(Entries from a visual dataset)
..............................
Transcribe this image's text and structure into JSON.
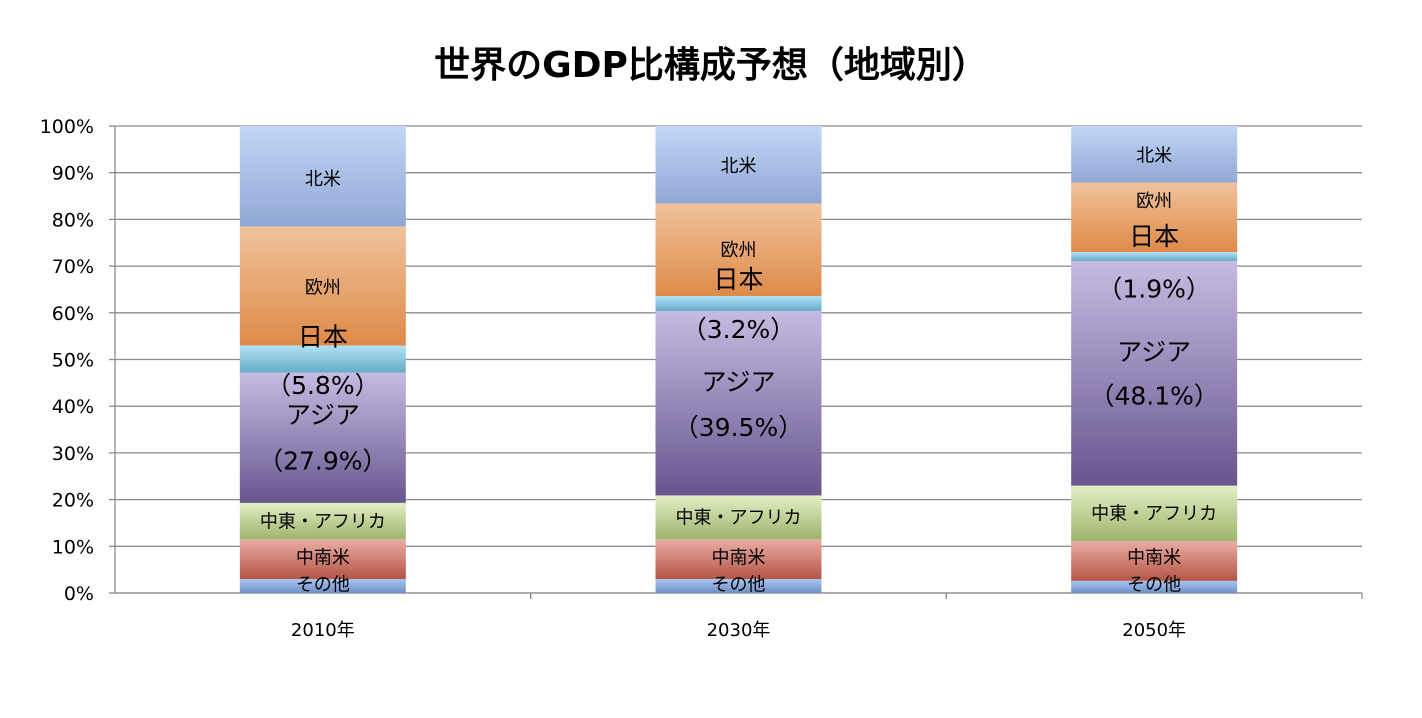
{
  "chart_data": {
    "type": "bar",
    "stacked": true,
    "title": "世界のGDP比構成予想（地域別）",
    "xlabel": "",
    "ylabel": "",
    "ylim": [
      0,
      100
    ],
    "yticks": [
      "0%",
      "10%",
      "20%",
      "30%",
      "40%",
      "50%",
      "60%",
      "70%",
      "80%",
      "90%",
      "100%"
    ],
    "grid": true,
    "categories": [
      "2010年",
      "2030年",
      "2050年"
    ],
    "series": [
      {
        "name": "その他",
        "values": [
          3.0,
          3.0,
          2.6
        ],
        "colors": [
          "#a9c5ee",
          "#6f8fc8"
        ]
      },
      {
        "name": "中南米",
        "values": [
          8.5,
          8.5,
          8.5
        ],
        "colors": [
          "#eaaca4",
          "#b55546"
        ]
      },
      {
        "name": "中東・アフリカ",
        "values": [
          7.8,
          9.4,
          11.9
        ],
        "colors": [
          "#e2efc4",
          "#9db46c"
        ]
      },
      {
        "name": "アジア",
        "values": [
          27.9,
          39.5,
          48.1
        ],
        "colors": [
          "#c6bbe2",
          "#67568e"
        ]
      },
      {
        "name": "日本",
        "values": [
          5.8,
          3.2,
          1.9
        ],
        "colors": [
          "#b3e2f5",
          "#66acc8"
        ]
      },
      {
        "name": "欧州",
        "values": [
          25.5,
          19.8,
          14.9
        ],
        "colors": [
          "#f0c29c",
          "#de8a48"
        ]
      },
      {
        "name": "北米",
        "values": [
          21.5,
          16.6,
          12.1
        ],
        "colors": [
          "#c2d6f6",
          "#91a8d5"
        ]
      }
    ],
    "annotations": [
      [
        {
          "text": "北米",
          "at": 88.5,
          "style": "small"
        },
        {
          "text": "欧州",
          "at": 65.3,
          "style": "small"
        },
        {
          "text": "日本",
          "at": 54.8,
          "style": "big"
        },
        {
          "text": "（5.8%）",
          "at": 44.4,
          "style": "big"
        },
        {
          "text": "アジア",
          "at": 38.1,
          "style": "big"
        },
        {
          "text": "（27.9%）",
          "at": 28.3,
          "style": "big"
        },
        {
          "text": "中東・アフリカ",
          "at": 15.2,
          "style": "mid"
        },
        {
          "text": "中南米",
          "at": 7.5,
          "style": "mid"
        },
        {
          "text": "その他",
          "at": 1.7,
          "style": "mid"
        }
      ],
      [
        {
          "text": "北米",
          "at": 91.3,
          "style": "small"
        },
        {
          "text": "欧州",
          "at": 73.3,
          "style": "small"
        },
        {
          "text": "日本",
          "at": 67.1,
          "style": "big"
        },
        {
          "text": "（3.2%）",
          "at": 56.4,
          "style": "big"
        },
        {
          "text": "アジア",
          "at": 45.2,
          "style": "big"
        },
        {
          "text": "（39.5%）",
          "at": 35.4,
          "style": "big"
        },
        {
          "text": "中東・アフリカ",
          "at": 16.1,
          "style": "mid"
        },
        {
          "text": "中南米",
          "at": 7.5,
          "style": "mid"
        },
        {
          "text": "その他",
          "at": 1.7,
          "style": "mid"
        }
      ],
      [
        {
          "text": "北米",
          "at": 93.6,
          "style": "small"
        },
        {
          "text": "欧州",
          "at": 83.8,
          "style": "small"
        },
        {
          "text": "日本",
          "at": 76.3,
          "style": "big"
        },
        {
          "text": "（1.9%）",
          "at": 65.1,
          "style": "big"
        },
        {
          "text": "アジア",
          "at": 51.6,
          "style": "big"
        },
        {
          "text": "（48.1%）",
          "at": 42.2,
          "style": "big"
        },
        {
          "text": "中東・アフリカ",
          "at": 16.9,
          "style": "mid"
        },
        {
          "text": "中南米",
          "at": 7.5,
          "style": "mid"
        },
        {
          "text": "その他",
          "at": 1.7,
          "style": "mid"
        }
      ]
    ]
  }
}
..............................
# [Your objective]
Show every line from the entries above in which "name" appears.

# [Exercise response]
        "name": "その他",
        "name": "中南米",
        "name": "中東・アフリカ",
        "name": "アジア",
        "name": "日本",
        "name": "欧州",
        "name": "北米",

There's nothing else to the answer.